> [JOB]
Each line of the listing that contains the word "függően" is to be copied.

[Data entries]

◆ ◆ ◆

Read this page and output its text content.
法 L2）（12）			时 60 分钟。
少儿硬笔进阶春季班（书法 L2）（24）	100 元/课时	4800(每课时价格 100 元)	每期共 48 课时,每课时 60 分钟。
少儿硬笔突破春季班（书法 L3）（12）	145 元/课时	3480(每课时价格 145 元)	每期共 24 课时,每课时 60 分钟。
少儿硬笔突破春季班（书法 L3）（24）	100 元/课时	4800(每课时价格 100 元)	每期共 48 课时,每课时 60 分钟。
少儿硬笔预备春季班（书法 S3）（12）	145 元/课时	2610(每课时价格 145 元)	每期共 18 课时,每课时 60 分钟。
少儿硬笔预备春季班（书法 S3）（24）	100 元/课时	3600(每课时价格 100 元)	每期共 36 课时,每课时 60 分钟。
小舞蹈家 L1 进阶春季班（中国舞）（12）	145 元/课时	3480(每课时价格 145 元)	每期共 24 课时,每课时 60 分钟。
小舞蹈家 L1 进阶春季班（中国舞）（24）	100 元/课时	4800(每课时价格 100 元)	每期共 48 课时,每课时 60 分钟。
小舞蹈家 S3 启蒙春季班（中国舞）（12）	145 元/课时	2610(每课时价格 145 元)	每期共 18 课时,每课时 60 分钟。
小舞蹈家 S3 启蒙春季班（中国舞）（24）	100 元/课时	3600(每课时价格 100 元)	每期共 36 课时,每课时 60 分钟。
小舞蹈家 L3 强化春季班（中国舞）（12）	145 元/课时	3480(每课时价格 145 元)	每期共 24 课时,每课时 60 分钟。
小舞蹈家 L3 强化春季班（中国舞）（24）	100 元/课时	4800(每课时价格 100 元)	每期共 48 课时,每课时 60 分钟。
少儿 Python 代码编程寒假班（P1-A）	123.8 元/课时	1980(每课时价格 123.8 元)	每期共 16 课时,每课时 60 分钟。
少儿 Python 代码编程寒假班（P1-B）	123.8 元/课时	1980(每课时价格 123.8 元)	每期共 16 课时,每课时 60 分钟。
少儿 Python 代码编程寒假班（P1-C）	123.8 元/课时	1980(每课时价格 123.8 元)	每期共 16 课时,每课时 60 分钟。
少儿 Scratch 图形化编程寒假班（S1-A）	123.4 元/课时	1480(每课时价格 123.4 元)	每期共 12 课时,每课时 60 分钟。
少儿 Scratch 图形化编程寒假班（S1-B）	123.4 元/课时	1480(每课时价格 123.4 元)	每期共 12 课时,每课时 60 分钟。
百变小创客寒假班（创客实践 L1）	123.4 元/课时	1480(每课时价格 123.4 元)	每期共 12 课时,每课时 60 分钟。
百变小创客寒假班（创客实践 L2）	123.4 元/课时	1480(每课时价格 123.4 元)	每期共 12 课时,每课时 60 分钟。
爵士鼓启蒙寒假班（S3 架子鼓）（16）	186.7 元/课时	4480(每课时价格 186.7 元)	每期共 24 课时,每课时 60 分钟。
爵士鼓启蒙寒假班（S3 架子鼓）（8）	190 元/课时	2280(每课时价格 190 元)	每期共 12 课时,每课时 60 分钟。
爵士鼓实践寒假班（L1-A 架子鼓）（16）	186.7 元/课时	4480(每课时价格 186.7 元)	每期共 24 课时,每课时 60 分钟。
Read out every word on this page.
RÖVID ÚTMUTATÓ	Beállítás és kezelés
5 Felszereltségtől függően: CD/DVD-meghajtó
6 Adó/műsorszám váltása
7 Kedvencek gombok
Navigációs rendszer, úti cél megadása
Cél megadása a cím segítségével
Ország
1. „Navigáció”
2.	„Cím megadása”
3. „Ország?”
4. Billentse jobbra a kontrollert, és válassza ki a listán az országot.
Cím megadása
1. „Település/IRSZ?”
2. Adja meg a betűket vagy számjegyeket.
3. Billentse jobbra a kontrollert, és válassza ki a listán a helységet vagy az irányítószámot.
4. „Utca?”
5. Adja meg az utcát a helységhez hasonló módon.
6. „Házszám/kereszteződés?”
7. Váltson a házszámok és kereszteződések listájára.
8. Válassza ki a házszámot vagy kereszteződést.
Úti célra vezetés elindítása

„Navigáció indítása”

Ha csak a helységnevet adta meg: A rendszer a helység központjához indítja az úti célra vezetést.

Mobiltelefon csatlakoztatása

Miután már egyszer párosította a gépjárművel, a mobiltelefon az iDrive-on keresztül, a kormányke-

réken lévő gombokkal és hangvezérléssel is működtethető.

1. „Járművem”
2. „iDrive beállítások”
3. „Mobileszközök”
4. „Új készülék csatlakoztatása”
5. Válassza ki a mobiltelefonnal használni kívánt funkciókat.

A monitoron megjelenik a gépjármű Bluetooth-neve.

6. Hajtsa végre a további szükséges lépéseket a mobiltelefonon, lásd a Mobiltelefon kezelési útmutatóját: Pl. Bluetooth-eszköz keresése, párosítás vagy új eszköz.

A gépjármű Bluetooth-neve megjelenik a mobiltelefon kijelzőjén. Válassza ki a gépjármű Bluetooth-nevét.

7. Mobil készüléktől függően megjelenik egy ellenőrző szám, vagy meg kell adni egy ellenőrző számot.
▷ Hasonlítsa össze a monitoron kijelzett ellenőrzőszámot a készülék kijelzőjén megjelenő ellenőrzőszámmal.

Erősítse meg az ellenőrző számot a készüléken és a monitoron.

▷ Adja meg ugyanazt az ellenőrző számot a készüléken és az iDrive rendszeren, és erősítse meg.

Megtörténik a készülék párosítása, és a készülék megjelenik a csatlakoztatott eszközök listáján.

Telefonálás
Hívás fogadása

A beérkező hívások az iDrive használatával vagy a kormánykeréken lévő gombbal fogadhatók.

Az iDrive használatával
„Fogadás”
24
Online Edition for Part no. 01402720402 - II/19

◆ ◆ ◆

> [EXERCISE RESPONSE]
5 Felszereltségtől függően: CD/DVD-meghajtó
7. Mobil készüléktől függően megjelenik egy ellenőrző szám, vagy meg kell adni egy ellenőrző számot.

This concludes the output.